Given problem >>
All entries are to be quoted exactly; the images stay out of the copy.

══════

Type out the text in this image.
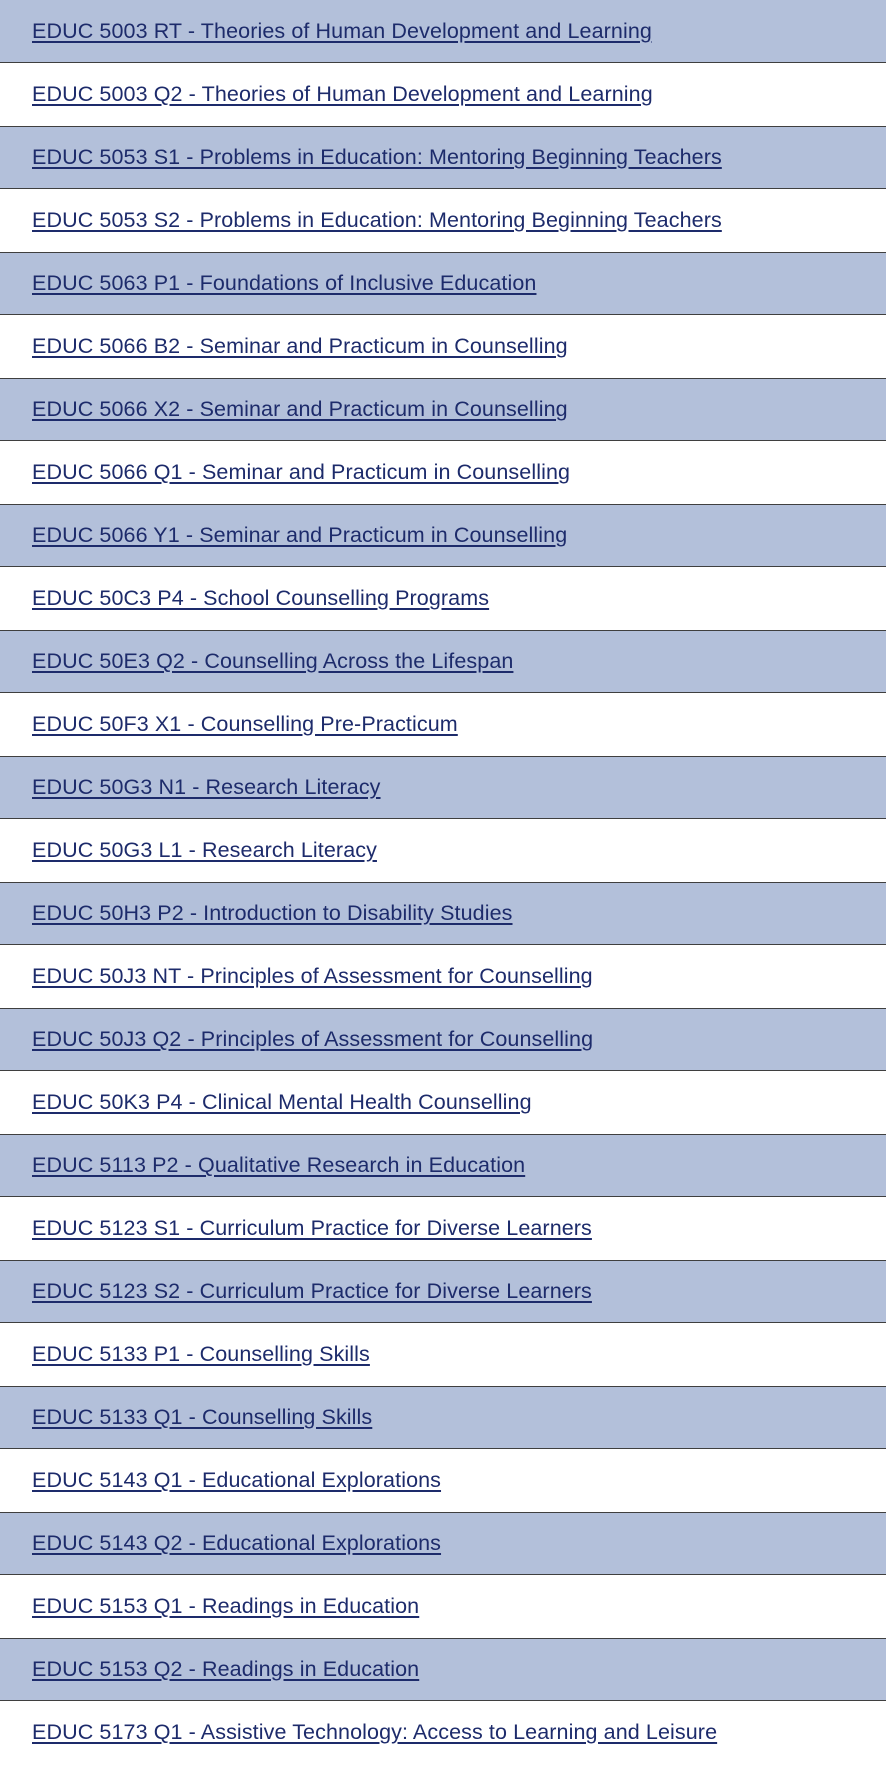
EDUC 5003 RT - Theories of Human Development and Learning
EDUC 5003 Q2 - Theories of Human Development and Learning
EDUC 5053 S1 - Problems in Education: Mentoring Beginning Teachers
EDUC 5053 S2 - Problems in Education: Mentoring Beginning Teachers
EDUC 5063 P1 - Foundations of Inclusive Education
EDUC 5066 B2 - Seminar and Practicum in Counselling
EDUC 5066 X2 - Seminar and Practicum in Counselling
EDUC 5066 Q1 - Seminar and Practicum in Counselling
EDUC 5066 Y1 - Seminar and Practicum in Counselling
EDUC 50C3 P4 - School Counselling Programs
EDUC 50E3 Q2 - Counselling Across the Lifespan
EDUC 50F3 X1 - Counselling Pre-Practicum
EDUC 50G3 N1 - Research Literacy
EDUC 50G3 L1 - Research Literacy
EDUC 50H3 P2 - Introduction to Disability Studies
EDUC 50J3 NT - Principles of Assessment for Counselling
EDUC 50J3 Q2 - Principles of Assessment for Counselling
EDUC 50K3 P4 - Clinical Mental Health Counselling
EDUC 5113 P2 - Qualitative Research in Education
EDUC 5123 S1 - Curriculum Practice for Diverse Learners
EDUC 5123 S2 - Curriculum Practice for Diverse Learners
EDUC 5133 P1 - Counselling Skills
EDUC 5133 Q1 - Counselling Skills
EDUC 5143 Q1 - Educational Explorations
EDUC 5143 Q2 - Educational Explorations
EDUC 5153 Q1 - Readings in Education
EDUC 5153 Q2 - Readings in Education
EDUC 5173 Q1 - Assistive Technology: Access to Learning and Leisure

══════

Correct output >>
Type out the text in this image.
EDUC 5003 RT - Theories of Human Development and Learning
EDUC 5003 Q2 - Theories of Human Development and Learning
EDUC 5053 S1 - Problems in Education: Mentoring Beginning Teachers
EDUC 5053 S2 - Problems in Education: Mentoring Beginning Teachers
EDUC 5063 P1 - Foundations of Inclusive Education
EDUC 5066 B2 - Seminar and Practicum in Counselling
EDUC 5066 X2 - Seminar and Practicum in Counselling
EDUC 5066 Q1 - Seminar and Practicum in Counselling
EDUC 5066 Y1 - Seminar and Practicum in Counselling
EDUC 50C3 P4 - School Counselling Programs
EDUC 50E3 Q2 - Counselling Across the Lifespan
EDUC 50F3 X1 - Counselling Pre-Practicum
EDUC 50G3 N1 - Research Literacy
EDUC 50G3 L1 - Research Literacy
EDUC 50H3 P2 - Introduction to Disability Studies
EDUC 50J3 NT - Principles of Assessment for Counselling
EDUC 50J3 Q2 - Principles of Assessment for Counselling
EDUC 50K3 P4 - Clinical Mental Health Counselling
EDUC 5113 P2 - Qualitative Research in Education
EDUC 5123 S1 - Curriculum Practice for Diverse Learners
EDUC 5123 S2 - Curriculum Practice for Diverse Learners
EDUC 5133 P1 - Counselling Skills
EDUC 5133 Q1 - Counselling Skills
EDUC 5143 Q1 - Educational Explorations
EDUC 5143 Q2 - Educational Explorations
EDUC 5153 Q1 - Readings in Education
EDUC 5153 Q2 - Readings in Education
EDUC 5173 Q1 - Assistive Technology: Access to Learning and Leisure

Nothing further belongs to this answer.